[start of Dataset entries]
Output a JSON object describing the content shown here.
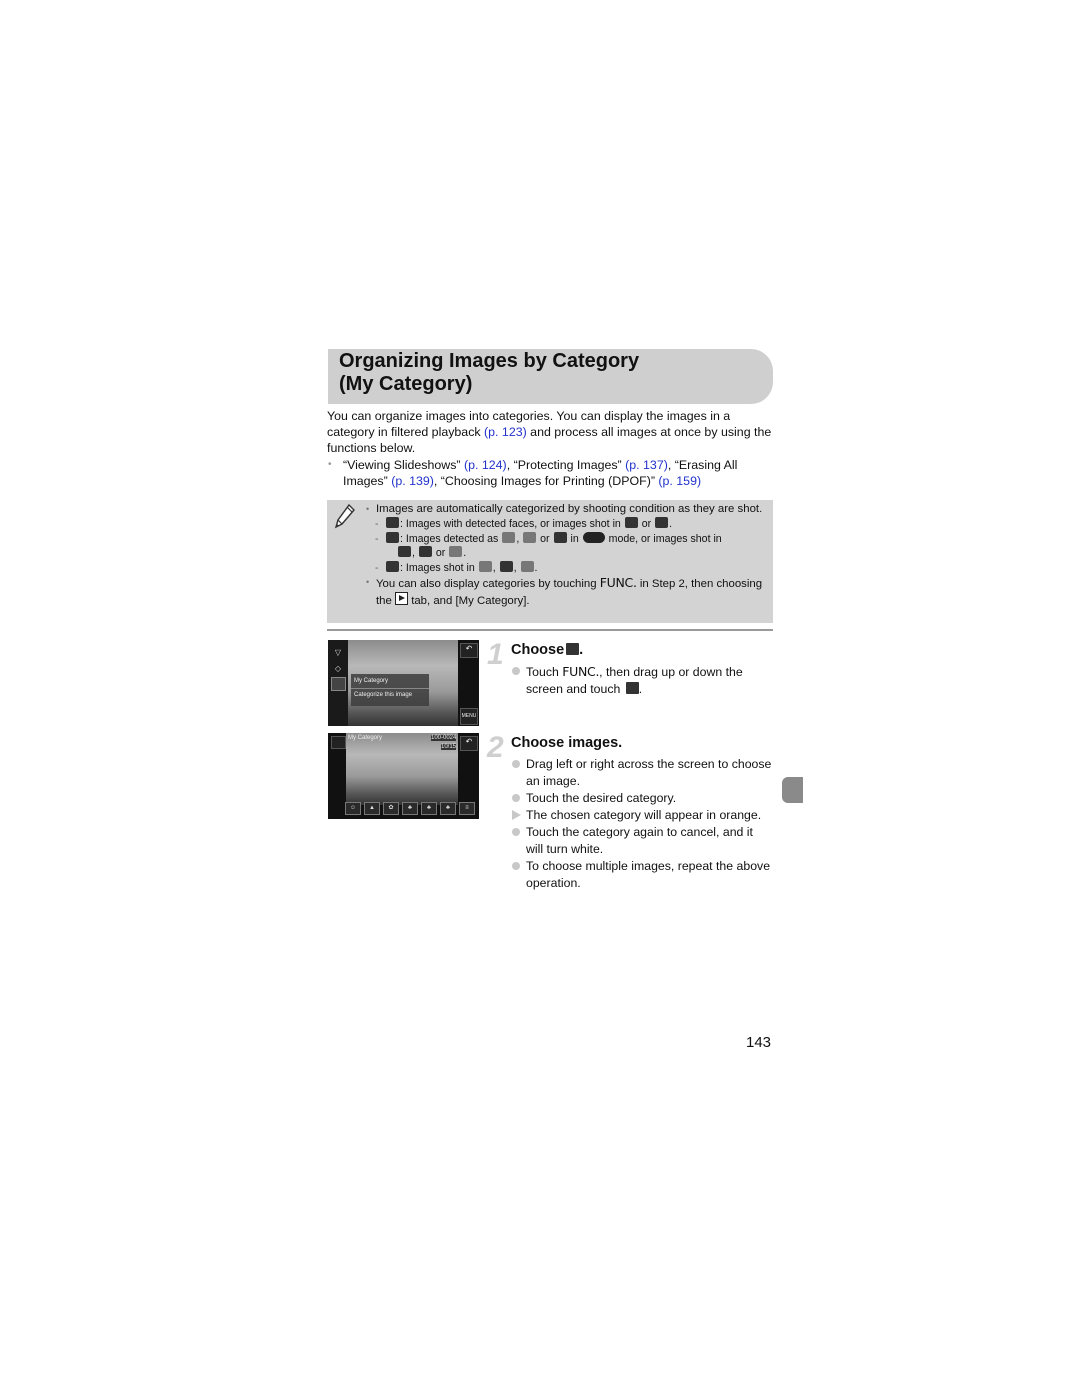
{
  "page": {
    "title_line1": "Organizing Images by Category",
    "title_line2": "(My Category)",
    "intro": {
      "text1": "You can organize images into categories. You can display the images in a category in filtered playback ",
      "link1": "(p. 123)",
      "text2": " and process all images at once by using the functions below."
    },
    "functions_bullet": {
      "t1": "“Viewing Slideshows” ",
      "l1": "(p. 124)",
      "t2": ", “Protecting Images” ",
      "l2": "(p. 137)",
      "t3": ", “Erasing All Images” ",
      "l3": "(p. 139)",
      "t4": ", “Choosing Images for Printing (DPOF)” ",
      "l4": "(p. 159)"
    },
    "note": {
      "icon": "pencil-icon",
      "bullet1": "Images are automatically categorized by shooting condition as they are shot.",
      "sub1": ": Images with detected faces, or images shot in",
      "sub1_or": "or",
      "sub2a": ": Images detected as",
      "sub2_or": "or",
      "sub2_in": "in",
      "sub2b": "mode, or images shot in",
      "sub2_or2": "or",
      "sub3": ": Images shot in",
      "bullet2a": "You can also display categories by touching",
      "func_label": "FUNC.",
      "bullet2b": "in Step 2, then choosing the",
      "bullet2c": "tab, and [My Category]."
    },
    "screen1": {
      "popup_title": "My Category",
      "popup_item": "Categorize this image",
      "back_label": "↶",
      "menu_label": "MENU"
    },
    "screen2": {
      "label": "My Category",
      "file_number": "100-0024",
      "image_count": "10/15",
      "back_label": "↶"
    },
    "step1": {
      "number": "1",
      "title": "Choose",
      "instr_a": "Touch",
      "func_label": "FUNC.",
      "instr_b": ", then drag up or down the screen and touch"
    },
    "step2": {
      "number": "2",
      "title": "Choose images.",
      "items": [
        {
          "type": "bullet",
          "text": "Drag left or right across the screen to choose an image."
        },
        {
          "type": "bullet",
          "text": "Touch the desired category."
        },
        {
          "type": "result",
          "text": "The chosen category will appear in orange."
        },
        {
          "type": "bullet",
          "text": "Touch the category again to cancel, and it will turn white."
        },
        {
          "type": "bullet",
          "text": "To choose multiple images, repeat the above operation."
        }
      ]
    },
    "page_number": "143"
  }
}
[end of Dataset entries]
Brief:
Make a verbatim copy of all the entries and strip out the pictures.

Answer for this exercise:
Output a JSON object describing the content shown here.
{
  "page": {
    "title_line1": "Organizing Images by Category",
    "title_line2": "(My Category)",
    "intro": {
      "text1": "You can organize images into categories. You can display the images in a category in filtered playback ",
      "link1": "(p. 123)",
      "text2": " and process all images at once by using the functions below."
    },
    "functions_bullet": {
      "t1": "“Viewing Slideshows” ",
      "l1": "(p. 124)",
      "t2": ", “Protecting Images” ",
      "l2": "(p. 137)",
      "t3": ", “Erasing All Images” ",
      "l3": "(p. 139)",
      "t4": ", “Choosing Images for Printing (DPOF)” ",
      "l4": "(p. 159)"
    },
    "note": {
      "icon": "pencil-icon",
      "bullet1": "Images are automatically categorized by shooting condition as they are shot.",
      "sub1": ": Images with detected faces, or images shot in",
      "sub1_or": "or",
      "sub2a": ": Images detected as",
      "sub2_or": "or",
      "sub2_in": "in",
      "sub2b": "mode, or images shot in",
      "sub2_or2": "or",
      "sub3": ": Images shot in",
      "bullet2a": "You can also display categories by touching",
      "func_label": "FUNC.",
      "bullet2b": "in Step 2, then choosing the",
      "bullet2c": "tab, and [My Category]."
    },
    "screen1": {
      "popup_title": "My Category",
      "popup_item": "Categorize this image",
      "back_label": "↶",
      "menu_label": "MENU"
    },
    "screen2": {
      "label": "My Category",
      "file_number": "100-0024",
      "image_count": "10/15",
      "back_label": "↶"
    },
    "step1": {
      "number": "1",
      "title": "Choose",
      "instr_a": "Touch",
      "func_label": "FUNC.",
      "instr_b": ", then drag up or down the screen and touch"
    },
    "step2": {
      "number": "2",
      "title": "Choose images.",
      "items": [
        {
          "type": "bullet",
          "text": "Drag left or right across the screen to choose an image."
        },
        {
          "type": "bullet",
          "text": "Touch the desired category."
        },
        {
          "type": "result",
          "text": "The chosen category will appear in orange."
        },
        {
          "type": "bullet",
          "text": "Touch the category again to cancel, and it will turn white."
        },
        {
          "type": "bullet",
          "text": "To choose multiple images, repeat the above operation."
        }
      ]
    },
    "page_number": "143"
  }
}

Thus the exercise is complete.